----- Data

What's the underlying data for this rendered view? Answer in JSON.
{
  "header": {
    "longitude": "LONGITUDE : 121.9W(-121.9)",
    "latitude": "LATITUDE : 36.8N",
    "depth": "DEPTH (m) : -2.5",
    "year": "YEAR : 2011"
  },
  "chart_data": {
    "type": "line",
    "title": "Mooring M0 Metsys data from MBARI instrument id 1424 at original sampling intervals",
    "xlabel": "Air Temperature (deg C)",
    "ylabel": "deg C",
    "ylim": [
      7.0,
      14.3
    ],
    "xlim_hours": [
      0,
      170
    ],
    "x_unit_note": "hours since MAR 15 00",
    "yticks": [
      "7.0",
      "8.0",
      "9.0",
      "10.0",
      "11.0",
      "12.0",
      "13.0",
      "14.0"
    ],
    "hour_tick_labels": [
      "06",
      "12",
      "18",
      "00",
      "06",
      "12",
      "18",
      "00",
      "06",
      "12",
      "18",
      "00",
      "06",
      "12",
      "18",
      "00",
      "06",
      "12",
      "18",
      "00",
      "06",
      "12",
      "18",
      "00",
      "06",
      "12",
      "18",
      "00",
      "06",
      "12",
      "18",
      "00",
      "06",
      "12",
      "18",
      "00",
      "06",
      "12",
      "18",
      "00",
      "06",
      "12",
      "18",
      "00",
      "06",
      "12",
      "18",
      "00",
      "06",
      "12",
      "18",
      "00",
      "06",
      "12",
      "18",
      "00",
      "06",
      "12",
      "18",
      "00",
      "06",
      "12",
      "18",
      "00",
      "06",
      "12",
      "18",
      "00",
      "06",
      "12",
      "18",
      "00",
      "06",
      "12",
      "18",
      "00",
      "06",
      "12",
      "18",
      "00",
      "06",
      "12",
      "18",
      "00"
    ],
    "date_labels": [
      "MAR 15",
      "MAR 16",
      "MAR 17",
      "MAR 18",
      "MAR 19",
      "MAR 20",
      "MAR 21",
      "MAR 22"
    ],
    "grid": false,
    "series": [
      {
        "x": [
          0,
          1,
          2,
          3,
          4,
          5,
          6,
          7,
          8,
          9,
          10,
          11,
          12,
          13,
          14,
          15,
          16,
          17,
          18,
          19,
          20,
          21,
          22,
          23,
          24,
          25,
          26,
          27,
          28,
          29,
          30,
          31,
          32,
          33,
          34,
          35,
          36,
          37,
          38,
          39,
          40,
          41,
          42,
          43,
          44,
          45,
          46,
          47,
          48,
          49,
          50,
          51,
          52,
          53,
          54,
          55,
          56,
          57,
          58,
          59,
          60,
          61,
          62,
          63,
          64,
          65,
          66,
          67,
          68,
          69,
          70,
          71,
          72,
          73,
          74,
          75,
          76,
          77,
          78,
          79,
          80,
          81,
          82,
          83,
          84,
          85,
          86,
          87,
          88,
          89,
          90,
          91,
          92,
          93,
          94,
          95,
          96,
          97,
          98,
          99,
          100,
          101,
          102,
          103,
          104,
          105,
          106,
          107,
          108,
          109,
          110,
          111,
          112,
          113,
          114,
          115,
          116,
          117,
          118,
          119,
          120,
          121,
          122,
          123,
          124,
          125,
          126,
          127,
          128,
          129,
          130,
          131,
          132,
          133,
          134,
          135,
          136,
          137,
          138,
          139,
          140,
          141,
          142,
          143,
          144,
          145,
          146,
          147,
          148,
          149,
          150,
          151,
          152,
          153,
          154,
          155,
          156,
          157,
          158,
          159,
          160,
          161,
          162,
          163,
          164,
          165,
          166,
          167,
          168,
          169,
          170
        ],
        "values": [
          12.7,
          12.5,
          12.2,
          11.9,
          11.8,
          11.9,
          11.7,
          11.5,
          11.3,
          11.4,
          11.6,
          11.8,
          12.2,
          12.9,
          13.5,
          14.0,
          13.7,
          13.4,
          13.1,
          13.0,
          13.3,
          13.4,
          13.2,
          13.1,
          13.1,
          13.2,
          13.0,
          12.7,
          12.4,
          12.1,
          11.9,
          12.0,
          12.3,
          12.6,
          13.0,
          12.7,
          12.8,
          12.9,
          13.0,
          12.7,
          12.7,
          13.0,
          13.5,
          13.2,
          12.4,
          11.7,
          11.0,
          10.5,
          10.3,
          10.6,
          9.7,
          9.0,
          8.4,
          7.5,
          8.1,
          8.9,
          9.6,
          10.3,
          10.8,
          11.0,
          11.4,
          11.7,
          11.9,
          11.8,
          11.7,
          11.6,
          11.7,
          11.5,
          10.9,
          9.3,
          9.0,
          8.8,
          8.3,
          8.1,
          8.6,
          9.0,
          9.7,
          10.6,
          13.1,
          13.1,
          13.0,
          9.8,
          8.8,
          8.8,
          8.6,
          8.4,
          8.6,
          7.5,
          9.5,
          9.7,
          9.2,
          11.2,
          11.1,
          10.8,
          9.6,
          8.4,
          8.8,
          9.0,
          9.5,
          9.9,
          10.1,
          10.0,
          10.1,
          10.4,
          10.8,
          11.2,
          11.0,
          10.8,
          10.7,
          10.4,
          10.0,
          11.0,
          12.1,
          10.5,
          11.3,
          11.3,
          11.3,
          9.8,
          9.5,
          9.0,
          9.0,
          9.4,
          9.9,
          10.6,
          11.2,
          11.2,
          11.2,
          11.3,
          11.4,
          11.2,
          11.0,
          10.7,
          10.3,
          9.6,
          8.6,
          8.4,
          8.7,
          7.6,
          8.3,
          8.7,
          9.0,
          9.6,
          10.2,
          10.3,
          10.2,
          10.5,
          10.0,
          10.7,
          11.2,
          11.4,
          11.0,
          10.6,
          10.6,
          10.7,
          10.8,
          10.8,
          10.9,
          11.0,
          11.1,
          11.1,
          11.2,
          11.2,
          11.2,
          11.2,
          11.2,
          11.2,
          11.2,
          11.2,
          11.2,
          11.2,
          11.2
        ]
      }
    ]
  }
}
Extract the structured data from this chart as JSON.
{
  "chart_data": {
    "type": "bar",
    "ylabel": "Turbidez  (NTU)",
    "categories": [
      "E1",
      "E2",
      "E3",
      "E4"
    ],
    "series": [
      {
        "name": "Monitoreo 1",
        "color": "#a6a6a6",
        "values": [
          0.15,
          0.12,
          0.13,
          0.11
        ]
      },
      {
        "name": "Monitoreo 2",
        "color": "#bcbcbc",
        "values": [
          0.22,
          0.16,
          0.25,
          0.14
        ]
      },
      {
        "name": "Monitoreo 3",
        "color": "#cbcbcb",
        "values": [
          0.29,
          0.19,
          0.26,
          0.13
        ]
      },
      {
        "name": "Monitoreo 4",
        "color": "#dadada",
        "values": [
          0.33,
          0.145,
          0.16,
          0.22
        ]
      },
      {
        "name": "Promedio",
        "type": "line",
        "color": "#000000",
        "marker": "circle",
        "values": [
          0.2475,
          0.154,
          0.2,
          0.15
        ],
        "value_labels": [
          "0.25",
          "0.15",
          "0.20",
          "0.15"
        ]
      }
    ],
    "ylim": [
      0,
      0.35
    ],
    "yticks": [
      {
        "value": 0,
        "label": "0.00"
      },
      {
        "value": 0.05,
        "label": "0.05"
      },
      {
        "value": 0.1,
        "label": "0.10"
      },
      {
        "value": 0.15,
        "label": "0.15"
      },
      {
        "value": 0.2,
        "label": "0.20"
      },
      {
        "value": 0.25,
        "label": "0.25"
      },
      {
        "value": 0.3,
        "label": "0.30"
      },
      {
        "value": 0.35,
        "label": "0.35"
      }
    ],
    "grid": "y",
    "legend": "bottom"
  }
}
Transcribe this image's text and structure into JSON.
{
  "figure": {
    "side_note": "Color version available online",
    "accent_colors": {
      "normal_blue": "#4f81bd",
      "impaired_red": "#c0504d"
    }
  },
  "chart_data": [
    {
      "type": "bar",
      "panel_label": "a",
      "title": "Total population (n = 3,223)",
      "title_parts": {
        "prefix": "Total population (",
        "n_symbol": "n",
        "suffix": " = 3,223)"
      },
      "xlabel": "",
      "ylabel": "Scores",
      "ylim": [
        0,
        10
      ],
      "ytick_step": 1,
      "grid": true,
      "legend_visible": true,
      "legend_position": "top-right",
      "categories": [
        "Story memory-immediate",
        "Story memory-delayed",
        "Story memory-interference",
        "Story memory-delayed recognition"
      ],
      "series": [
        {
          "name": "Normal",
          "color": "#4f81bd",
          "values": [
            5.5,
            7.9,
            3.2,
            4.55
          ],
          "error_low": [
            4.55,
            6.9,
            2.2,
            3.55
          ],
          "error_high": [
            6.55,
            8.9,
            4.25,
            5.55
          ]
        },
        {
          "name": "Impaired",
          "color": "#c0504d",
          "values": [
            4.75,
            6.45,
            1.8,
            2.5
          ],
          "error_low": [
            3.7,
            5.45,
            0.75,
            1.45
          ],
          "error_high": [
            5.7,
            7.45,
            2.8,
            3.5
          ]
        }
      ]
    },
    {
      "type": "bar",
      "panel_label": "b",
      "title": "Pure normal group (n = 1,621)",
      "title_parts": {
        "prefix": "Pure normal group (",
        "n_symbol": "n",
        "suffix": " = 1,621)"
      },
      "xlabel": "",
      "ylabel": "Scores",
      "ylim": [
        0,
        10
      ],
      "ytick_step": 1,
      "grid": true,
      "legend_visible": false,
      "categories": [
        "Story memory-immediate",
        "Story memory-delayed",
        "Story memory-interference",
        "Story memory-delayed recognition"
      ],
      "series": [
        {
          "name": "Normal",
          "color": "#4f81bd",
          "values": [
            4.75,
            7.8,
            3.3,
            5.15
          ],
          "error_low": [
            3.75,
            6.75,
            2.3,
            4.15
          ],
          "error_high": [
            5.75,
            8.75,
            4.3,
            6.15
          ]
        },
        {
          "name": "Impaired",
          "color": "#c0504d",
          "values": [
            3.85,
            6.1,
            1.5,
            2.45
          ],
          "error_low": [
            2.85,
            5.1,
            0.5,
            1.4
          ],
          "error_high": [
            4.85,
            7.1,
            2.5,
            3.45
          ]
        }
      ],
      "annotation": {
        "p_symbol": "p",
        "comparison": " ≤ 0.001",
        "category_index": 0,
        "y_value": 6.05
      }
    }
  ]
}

----------

* **Problem to solve**: Give only the count of lines in which the string "from" appears.

* **Reply**: 2